- [Data to use]:
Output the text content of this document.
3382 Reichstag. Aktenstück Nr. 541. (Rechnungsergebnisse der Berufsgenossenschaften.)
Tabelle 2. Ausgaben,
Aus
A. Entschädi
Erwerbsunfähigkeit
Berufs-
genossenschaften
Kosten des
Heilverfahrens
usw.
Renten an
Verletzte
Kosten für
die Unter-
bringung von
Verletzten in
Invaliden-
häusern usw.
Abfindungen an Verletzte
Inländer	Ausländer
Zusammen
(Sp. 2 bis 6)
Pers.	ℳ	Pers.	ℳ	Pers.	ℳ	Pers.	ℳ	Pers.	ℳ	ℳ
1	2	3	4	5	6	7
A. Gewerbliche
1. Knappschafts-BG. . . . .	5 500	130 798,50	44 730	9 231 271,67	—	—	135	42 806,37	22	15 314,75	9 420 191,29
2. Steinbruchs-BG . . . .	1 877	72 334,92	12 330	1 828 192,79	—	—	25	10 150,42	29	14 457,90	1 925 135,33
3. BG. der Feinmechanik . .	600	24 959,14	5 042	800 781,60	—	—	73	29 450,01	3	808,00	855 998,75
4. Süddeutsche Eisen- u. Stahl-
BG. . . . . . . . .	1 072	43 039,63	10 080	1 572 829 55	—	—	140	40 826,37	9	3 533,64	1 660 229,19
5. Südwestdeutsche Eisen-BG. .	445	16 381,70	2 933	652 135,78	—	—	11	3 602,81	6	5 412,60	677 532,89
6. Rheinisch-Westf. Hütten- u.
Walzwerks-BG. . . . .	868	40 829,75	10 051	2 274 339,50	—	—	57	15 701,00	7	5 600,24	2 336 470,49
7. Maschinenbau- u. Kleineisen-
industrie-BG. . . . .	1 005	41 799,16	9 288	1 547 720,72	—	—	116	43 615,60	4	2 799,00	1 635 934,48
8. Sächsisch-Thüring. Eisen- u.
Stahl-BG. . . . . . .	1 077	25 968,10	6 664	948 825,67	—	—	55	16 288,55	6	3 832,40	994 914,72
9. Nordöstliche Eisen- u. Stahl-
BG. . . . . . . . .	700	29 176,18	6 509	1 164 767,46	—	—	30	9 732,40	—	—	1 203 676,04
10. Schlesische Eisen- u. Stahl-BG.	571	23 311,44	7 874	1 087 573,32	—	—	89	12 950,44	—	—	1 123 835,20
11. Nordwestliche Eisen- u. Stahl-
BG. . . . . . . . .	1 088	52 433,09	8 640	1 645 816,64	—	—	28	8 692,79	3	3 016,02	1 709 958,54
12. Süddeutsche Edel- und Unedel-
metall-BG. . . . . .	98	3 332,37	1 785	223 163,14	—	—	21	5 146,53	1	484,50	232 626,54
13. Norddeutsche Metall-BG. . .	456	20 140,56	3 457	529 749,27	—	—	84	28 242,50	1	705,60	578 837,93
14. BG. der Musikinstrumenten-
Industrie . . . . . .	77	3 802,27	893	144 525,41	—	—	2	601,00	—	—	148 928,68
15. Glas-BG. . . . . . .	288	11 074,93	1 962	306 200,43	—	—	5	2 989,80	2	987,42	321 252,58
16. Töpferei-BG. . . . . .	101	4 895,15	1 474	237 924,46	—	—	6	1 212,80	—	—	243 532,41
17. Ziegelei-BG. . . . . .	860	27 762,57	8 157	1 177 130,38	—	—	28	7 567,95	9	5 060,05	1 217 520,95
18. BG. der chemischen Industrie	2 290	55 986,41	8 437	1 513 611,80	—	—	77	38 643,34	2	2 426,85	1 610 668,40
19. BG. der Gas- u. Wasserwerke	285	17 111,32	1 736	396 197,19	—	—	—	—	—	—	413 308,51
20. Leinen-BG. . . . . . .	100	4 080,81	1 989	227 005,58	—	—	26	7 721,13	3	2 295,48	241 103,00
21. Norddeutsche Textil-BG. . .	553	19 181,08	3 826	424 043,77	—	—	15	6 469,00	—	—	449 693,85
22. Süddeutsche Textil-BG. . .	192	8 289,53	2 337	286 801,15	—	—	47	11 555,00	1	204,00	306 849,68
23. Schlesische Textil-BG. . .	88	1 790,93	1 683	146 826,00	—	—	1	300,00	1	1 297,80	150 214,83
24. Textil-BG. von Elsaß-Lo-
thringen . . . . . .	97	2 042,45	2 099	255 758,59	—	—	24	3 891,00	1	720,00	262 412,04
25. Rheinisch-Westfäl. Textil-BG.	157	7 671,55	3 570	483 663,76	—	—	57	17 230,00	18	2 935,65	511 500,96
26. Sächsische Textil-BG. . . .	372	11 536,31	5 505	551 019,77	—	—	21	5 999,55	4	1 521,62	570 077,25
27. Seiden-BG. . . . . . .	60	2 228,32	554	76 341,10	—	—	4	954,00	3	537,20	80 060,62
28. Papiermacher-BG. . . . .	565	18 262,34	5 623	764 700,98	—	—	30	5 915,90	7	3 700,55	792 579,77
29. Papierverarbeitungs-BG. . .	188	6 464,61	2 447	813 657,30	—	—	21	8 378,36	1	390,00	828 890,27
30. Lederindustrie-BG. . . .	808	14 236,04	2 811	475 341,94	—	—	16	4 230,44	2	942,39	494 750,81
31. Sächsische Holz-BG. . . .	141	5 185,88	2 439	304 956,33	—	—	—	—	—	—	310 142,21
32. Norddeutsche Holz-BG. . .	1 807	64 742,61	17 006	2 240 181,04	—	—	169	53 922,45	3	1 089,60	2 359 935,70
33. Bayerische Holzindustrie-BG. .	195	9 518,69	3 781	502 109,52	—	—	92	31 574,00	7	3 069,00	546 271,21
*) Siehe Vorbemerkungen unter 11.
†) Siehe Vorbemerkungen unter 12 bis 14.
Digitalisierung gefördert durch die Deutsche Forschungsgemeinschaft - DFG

- [Problem]: Transcribe the full listing above without leaving anything out.

- [Exercise answer]:
Output the text content of this document.
3382 Reichstag. Aktenstück Nr. 541. (Rechnungsergebnisse der Berufsgenossenschaften.)
Tabelle 2. Ausgaben,
Aus
A. Entschädi
Erwerbsunfähigkeit
Berufs-
genossenschaften
Kosten des
Heilverfahrens
usw.
Renten an
Verletzte
Kosten für
die Unter-
bringung von
Verletzten in
Invaliden-
häusern usw.
Abfindungen an Verletzte
Inländer	Ausländer
Zusammen
(Sp. 2 bis 6)
Pers.	ℳ	Pers.	ℳ	Pers.	ℳ	Pers.	ℳ	Pers.	ℳ	ℳ
1	2	3	4	5	6	7
A. Gewerbliche
1. Knappschafts-BG. . . . .	5 500	130 798,50	44 730	9 231 271,67	—	—	135	42 806,37	22	15 314,75	9 420 191,29
2. Steinbruchs-BG . . . .	1 877	72 334,92	12 330	1 828 192,79	—	—	25	10 150,42	29	14 457,90	1 925 135,33
3. BG. der Feinmechanik . .	600	24 959,14	5 042	800 781,60	—	—	73	29 450,01	3	808,00	855 998,75
4. Süddeutsche Eisen- u. Stahl-
BG. . . . . . . . .	1 072	43 039,63	10 080	1 572 829 55	—	—	140	40 826,37	9	3 533,64	1 660 229,19
5. Südwestdeutsche Eisen-BG. .	445	16 381,70	2 933	652 135,78	—	—	11	3 602,81	6	5 412,60	677 532,89
6. Rheinisch-Westf. Hütten- u.
Walzwerks-BG. . . . .	868	40 829,75	10 051	2 274 339,50	—	—	57	15 701,00	7	5 600,24	2 336 470,49
7. Maschinenbau- u. Kleineisen-
industrie-BG. . . . .	1 005	41 799,16	9 288	1 547 720,72	—	—	116	43 615,60	4	2 799,00	1 635 934,48
8. Sächsisch-Thüring. Eisen- u.
Stahl-BG. . . . . . .	1 077	25 968,10	6 664	948 825,67	—	—	55	16 288,55	6	3 832,40	994 914,72
9. Nordöstliche Eisen- u. Stahl-
BG. . . . . . . . .	700	29 176,18	6 509	1 164 767,46	—	—	30	9 732,40	—	—	1 203 676,04
10. Schlesische Eisen- u. Stahl-BG.	571	23 311,44	7 874	1 087 573,32	—	—	89	12 950,44	—	—	1 123 835,20
11. Nordwestliche Eisen- u. Stahl-
BG. . . . . . . . .	1 088	52 433,09	8 640	1 645 816,64	—	—	28	8 692,79	3	3 016,02	1 709 958,54
12. Süddeutsche Edel- und Unedel-
metall-BG. . . . . .	98	3 332,37	1 785	223 163,14	—	—	21	5 146,53	1	484,50	232 626,54
13. Norddeutsche Metall-BG. . .	456	20 140,56	3 457	529 749,27	—	—	84	28 242,50	1	705,60	578 837,93
14. BG. der Musikinstrumenten-
Industrie . . . . . .	77	3 802,27	893	144 525,41	—	—	2	601,00	—	—	148 928,68
15. Glas-BG. . . . . . .	288	11 074,93	1 962	306 200,43	—	—	5	2 989,80	2	987,42	321 252,58
16. Töpferei-BG. . . . . .	101	4 895,15	1 474	237 924,46	—	—	6	1 212,80	—	—	243 532,41
17. Ziegelei-BG. . . . . .	860	27 762,57	8 157	1 177 130,38	—	—	28	7 567,95	9	5 060,05	1 217 520,95
18. BG. der chemischen Industrie	2 290	55 986,41	8 437	1 513 611,80	—	—	77	38 643,34	2	2 426,85	1 610 668,40
19. BG. der Gas- u. Wasserwerke	285	17 111,32	1 736	396 197,19	—	—	—	—	—	—	413 308,51
20. Leinen-BG. . . . . . .	100	4 080,81	1 989	227 005,58	—	—	26	7 721,13	3	2 295,48	241 103,00
21. Norddeutsche Textil-BG. . .	553	19 181,08	3 826	424 043,77	—	—	15	6 469,00	—	—	449 693,85
22. Süddeutsche Textil-BG. . .	192	8 289,53	2 337	286 801,15	—	—	47	11 555,00	1	204,00	306 849,68
23. Schlesische Textil-BG. . .	88	1 790,93	1 683	146 826,00	—	—	1	300,00	1	1 297,80	150 214,83
24. Textil-BG. von Elsaß-Lo-
thringen . . . . . .	97	2 042,45	2 099	255 758,59	—	—	24	3 891,00	1	720,00	262 412,04
25. Rheinisch-Westfäl. Textil-BG.	157	7 671,55	3 570	483 663,76	—	—	57	17 230,00	18	2 935,65	511 500,96
26. Sächsische Textil-BG. . . .	372	11 536,31	5 505	551 019,77	—	—	21	5 999,55	4	1 521,62	570 077,25
27. Seiden-BG. . . . . . .	60	2 228,32	554	76 341,10	—	—	4	954,00	3	537,20	80 060,62
28. Papiermacher-BG. . . . .	565	18 262,34	5 623	764 700,98	—	—	30	5 915,90	7	3 700,55	792 579,77
29. Papierverarbeitungs-BG. . .	188	6 464,61	2 447	813 657,30	—	—	21	8 378,36	1	390,00	828 890,27
30. Lederindustrie-BG. . . .	808	14 236,04	2 811	475 341,94	—	—	16	4 230,44	2	942,39	494 750,81
31. Sächsische Holz-BG. . . .	141	5 185,88	2 439	304 956,33	—	—	—	—	—	—	310 142,21
32. Norddeutsche Holz-BG. . .	1 807	64 742,61	17 006	2 240 181,04	—	—	169	53 922,45	3	1 089,60	2 359 935,70
33. Bayerische Holzindustrie-BG. .	195	9 518,69	3 781	502 109,52	—	—	92	31 574,00	7	3 069,00	546 271,21
*) Siehe Vorbemerkungen unter 11.
†) Siehe Vorbemerkungen unter 12 bis 14.
Digitalisierung gefördert durch die Deutsche Forschungsgemeinschaft - DFG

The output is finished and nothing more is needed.